◆ Short task: Beneath this task is a listing; retype all of it exactly.

#### Dataset ####

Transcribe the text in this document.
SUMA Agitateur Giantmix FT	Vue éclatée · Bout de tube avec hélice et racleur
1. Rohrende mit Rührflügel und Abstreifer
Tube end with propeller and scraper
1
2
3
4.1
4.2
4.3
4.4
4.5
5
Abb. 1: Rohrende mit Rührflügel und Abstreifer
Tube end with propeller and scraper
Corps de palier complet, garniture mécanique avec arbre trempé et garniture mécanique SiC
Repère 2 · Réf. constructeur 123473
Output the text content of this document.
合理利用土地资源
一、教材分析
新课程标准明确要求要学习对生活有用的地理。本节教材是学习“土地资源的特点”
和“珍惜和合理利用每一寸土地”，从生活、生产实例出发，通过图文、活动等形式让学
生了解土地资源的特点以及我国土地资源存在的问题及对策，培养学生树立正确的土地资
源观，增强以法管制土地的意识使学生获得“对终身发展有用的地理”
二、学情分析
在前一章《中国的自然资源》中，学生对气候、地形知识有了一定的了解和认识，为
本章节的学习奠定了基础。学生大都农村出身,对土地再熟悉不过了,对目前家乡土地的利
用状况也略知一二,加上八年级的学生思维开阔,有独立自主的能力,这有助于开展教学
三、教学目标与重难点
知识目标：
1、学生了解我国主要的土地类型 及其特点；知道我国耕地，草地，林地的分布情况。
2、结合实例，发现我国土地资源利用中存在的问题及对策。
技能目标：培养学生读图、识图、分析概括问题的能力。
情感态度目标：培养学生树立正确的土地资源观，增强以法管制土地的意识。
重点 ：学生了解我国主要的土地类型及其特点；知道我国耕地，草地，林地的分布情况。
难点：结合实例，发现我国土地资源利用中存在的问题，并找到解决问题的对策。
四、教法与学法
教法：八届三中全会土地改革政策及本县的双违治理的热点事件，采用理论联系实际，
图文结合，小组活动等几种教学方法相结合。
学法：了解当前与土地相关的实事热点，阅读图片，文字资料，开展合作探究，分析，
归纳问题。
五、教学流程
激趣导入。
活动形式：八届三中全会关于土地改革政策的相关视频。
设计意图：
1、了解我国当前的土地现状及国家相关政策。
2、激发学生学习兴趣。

####

◆ Answer for the task:
Transcribe the text in this document.
SUMA Agitateur Giantmix FT	Vue éclatée · Bout de tube avec hélice et racleur
1. Rohrende mit Rührflügel und Abstreifer
Tube end with propeller and scraper
1
2
3
4.1
4.2
4.3
4.4
4.5
5
Abb. 1: Rohrende mit Rührflügel und Abstreifer
Tube end with propeller and scraper
Corps de palier complet, garniture mécanique avec arbre trempé et garniture mécanique SiC
Repère 2 · Réf. constructeur 123473
Output the text content of this document.
合理利用土地资源
一、教材分析
新课程标准明确要求要学习对生活有用的地理。本节教材是学习“土地资源的特点”
和“珍惜和合理利用每一寸土地”，从生活、生产实例出发，通过图文、活动等形式让学
生了解土地资源的特点以及我国土地资源存在的问题及对策，培养学生树立正确的土地资
源观，增强以法管制土地的意识使学生获得“对终身发展有用的地理”
二、学情分析
在前一章《中国的自然资源》中，学生对气候、地形知识有了一定的了解和认识，为
本章节的学习奠定了基础。学生大都农村出身,对土地再熟悉不过了,对目前家乡土地的利
用状况也略知一二,加上八年级的学生思维开阔,有独立自主的能力,这有助于开展教学
三、教学目标与重难点
知识目标：
1、学生了解我国主要的土地类型 及其特点；知道我国耕地，草地，林地的分布情况。
2、结合实例，发现我国土地资源利用中存在的问题及对策。
技能目标：培养学生读图、识图、分析概括问题的能力。
情感态度目标：培养学生树立正确的土地资源观，增强以法管制土地的意识。
重点 ：学生了解我国主要的土地类型及其特点；知道我国耕地，草地，林地的分布情况。
难点：结合实例，发现我国土地资源利用中存在的问题，并找到解决问题的对策。
四、教法与学法
教法：八届三中全会土地改革政策及本县的双违治理的热点事件，采用理论联系实际，
图文结合，小组活动等几种教学方法相结合。
学法：了解当前与土地相关的实事热点，阅读图片，文字资料，开展合作探究，分析，
归纳问题。
五、教学流程
激趣导入。
活动形式：八届三中全会关于土地改革政策的相关视频。
设计意图：
1、了解我国当前的土地现状及国家相关政策。
2、激发学生学习兴趣。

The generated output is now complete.